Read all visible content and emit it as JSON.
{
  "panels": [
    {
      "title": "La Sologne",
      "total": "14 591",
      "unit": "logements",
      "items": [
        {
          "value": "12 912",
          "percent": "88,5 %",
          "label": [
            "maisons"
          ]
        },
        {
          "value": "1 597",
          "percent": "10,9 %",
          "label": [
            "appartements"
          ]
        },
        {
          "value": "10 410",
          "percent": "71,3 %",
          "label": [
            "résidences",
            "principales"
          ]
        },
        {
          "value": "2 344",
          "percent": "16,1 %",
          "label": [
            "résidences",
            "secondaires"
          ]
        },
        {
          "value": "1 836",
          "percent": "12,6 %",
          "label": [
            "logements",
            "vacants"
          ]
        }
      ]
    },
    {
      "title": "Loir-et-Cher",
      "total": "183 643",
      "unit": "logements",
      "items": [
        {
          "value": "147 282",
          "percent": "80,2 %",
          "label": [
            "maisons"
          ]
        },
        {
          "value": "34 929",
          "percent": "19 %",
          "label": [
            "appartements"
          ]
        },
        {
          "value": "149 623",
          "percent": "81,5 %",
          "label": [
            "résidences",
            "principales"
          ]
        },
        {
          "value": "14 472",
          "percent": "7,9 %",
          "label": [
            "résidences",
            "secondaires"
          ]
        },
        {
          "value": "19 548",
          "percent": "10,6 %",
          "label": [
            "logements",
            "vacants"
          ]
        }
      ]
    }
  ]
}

◇ ◇ ◇ ◇

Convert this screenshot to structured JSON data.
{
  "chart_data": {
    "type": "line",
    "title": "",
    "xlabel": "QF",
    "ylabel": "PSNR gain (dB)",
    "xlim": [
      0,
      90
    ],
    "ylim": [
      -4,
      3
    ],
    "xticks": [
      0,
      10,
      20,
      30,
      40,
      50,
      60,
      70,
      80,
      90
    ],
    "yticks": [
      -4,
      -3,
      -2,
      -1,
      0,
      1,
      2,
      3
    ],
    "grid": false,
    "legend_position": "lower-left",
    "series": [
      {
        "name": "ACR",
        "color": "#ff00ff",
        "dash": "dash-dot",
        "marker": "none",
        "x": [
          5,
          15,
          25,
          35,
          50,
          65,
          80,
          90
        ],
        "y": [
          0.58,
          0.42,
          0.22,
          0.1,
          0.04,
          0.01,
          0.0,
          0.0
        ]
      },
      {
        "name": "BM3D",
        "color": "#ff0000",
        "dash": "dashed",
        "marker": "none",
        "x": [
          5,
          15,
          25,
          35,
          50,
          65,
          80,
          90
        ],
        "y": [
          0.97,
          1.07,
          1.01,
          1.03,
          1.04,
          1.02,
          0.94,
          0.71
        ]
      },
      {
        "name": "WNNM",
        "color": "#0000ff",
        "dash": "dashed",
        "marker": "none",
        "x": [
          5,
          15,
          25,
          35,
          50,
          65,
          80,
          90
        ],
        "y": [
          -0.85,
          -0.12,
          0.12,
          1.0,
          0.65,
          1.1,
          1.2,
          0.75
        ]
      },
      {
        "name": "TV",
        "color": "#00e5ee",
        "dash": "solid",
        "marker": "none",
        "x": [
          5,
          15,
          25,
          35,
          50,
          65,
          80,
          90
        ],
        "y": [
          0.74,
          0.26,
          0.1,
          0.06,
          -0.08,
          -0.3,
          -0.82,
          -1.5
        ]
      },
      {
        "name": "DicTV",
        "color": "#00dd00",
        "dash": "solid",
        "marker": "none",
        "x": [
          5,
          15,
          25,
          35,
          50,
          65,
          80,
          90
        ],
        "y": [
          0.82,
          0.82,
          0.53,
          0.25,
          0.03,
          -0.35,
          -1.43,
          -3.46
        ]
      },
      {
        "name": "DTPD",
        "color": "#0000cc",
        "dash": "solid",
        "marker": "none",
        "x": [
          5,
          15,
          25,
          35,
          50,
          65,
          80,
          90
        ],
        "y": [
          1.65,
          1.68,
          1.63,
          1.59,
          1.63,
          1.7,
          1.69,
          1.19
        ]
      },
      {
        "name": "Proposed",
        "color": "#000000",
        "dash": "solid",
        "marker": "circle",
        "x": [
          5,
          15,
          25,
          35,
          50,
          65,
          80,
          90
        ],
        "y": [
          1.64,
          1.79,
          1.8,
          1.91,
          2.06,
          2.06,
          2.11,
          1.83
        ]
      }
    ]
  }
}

◇ ◇ ◇ ◇

— Task brief —
Give the number of lines that carry the word "title", with nothing added.

— Solution for this exercise —
3